From the entries below, report how many lines contain the string "boost". Give only that number.

------ Listed entries ------

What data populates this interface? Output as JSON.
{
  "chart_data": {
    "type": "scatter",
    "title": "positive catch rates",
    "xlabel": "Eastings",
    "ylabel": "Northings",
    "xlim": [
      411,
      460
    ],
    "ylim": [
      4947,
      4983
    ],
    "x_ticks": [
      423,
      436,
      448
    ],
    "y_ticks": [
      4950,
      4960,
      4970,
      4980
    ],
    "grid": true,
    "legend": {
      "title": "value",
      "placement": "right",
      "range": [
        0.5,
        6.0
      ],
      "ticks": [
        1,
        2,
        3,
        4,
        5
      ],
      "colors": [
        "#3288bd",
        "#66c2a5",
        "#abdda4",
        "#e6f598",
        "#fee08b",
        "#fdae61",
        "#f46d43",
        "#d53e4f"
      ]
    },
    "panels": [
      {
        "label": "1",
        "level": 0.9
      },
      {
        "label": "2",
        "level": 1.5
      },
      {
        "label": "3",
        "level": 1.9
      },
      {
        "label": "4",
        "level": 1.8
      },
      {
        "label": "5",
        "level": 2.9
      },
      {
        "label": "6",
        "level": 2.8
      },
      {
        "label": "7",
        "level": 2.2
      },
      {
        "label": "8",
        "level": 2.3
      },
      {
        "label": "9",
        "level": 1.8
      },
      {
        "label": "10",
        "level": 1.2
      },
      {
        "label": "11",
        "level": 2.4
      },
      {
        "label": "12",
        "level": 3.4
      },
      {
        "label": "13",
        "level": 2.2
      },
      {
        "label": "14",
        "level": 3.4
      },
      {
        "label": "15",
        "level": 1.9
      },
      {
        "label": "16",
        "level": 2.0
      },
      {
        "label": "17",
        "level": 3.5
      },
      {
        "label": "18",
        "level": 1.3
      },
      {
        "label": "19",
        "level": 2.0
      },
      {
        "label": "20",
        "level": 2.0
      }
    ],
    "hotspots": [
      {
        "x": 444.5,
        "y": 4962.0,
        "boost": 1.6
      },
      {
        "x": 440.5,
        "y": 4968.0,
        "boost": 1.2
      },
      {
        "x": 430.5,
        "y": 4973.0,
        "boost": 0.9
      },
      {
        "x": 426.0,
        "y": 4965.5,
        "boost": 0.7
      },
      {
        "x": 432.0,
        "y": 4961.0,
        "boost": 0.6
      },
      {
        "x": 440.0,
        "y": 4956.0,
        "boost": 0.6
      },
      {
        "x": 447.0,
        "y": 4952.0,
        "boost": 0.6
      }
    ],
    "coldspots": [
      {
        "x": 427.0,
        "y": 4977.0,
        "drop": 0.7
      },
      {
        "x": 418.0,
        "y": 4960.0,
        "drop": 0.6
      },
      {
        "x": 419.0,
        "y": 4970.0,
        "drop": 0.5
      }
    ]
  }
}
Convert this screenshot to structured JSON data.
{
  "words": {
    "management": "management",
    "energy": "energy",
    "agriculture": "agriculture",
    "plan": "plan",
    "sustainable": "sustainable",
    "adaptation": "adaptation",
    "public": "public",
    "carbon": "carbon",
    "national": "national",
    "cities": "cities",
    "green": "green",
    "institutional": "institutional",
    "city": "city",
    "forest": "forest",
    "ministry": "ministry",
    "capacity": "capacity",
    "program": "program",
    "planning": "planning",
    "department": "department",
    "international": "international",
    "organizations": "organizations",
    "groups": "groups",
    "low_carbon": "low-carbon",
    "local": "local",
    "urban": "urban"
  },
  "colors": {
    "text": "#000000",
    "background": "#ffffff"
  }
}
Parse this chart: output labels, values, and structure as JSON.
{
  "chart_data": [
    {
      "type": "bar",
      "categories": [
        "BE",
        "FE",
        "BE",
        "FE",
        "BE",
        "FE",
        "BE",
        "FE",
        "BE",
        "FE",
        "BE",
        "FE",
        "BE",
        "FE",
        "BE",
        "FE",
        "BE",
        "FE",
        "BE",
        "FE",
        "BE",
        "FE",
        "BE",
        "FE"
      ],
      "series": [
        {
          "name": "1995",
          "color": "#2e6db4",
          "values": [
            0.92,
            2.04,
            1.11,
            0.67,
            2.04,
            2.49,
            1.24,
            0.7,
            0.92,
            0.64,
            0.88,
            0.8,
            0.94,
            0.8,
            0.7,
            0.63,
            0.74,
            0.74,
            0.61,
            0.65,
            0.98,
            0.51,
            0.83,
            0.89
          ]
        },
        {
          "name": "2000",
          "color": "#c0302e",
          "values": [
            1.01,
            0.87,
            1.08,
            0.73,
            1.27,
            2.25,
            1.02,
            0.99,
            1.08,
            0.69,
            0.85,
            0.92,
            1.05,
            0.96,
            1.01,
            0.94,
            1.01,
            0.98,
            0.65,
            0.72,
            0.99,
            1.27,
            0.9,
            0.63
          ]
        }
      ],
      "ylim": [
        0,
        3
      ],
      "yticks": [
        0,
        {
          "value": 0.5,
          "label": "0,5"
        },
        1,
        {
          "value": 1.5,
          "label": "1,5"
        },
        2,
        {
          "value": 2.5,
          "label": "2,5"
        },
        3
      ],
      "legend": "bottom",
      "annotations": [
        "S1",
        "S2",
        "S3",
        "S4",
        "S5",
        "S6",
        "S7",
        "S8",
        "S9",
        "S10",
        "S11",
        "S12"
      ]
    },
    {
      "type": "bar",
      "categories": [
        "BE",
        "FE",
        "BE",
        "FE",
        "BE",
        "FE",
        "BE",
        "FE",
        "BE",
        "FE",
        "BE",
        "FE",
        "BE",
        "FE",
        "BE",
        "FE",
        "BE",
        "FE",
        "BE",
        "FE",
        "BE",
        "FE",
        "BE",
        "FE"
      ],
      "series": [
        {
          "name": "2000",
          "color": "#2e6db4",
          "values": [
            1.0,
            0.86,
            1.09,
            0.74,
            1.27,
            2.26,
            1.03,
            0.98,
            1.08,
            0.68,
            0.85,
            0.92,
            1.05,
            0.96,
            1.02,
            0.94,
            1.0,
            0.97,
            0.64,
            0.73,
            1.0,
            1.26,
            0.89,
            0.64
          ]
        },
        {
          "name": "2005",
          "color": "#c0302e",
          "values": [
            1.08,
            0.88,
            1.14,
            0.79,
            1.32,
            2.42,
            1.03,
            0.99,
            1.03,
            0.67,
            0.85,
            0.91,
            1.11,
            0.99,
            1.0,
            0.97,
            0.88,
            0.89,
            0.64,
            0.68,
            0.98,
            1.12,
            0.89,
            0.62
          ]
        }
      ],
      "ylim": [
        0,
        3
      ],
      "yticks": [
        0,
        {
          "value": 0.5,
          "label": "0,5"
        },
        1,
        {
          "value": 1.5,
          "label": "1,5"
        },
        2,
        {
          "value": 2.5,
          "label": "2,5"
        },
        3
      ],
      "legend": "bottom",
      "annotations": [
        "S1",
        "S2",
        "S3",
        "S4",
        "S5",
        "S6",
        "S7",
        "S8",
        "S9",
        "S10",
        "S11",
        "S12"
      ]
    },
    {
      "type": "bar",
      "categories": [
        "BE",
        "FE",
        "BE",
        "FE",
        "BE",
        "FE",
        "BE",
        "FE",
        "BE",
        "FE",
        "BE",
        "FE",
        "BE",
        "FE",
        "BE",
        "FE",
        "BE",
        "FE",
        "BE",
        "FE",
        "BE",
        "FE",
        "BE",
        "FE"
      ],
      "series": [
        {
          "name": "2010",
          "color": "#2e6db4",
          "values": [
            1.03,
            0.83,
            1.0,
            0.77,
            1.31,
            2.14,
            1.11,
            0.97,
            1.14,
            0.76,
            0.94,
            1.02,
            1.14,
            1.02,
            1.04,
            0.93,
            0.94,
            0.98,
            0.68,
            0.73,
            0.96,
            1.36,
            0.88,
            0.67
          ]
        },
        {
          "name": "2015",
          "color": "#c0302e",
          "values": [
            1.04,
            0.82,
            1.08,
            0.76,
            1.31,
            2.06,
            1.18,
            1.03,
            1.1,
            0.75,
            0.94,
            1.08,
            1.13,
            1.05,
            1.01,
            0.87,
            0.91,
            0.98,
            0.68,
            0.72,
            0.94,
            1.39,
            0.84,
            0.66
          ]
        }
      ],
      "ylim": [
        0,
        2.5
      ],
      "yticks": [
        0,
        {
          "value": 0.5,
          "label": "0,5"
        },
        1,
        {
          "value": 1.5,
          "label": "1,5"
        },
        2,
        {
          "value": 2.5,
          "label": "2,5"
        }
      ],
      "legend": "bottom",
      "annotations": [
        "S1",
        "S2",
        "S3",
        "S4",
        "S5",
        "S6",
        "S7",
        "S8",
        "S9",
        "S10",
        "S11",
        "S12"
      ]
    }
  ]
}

------

=== Right answer ===
7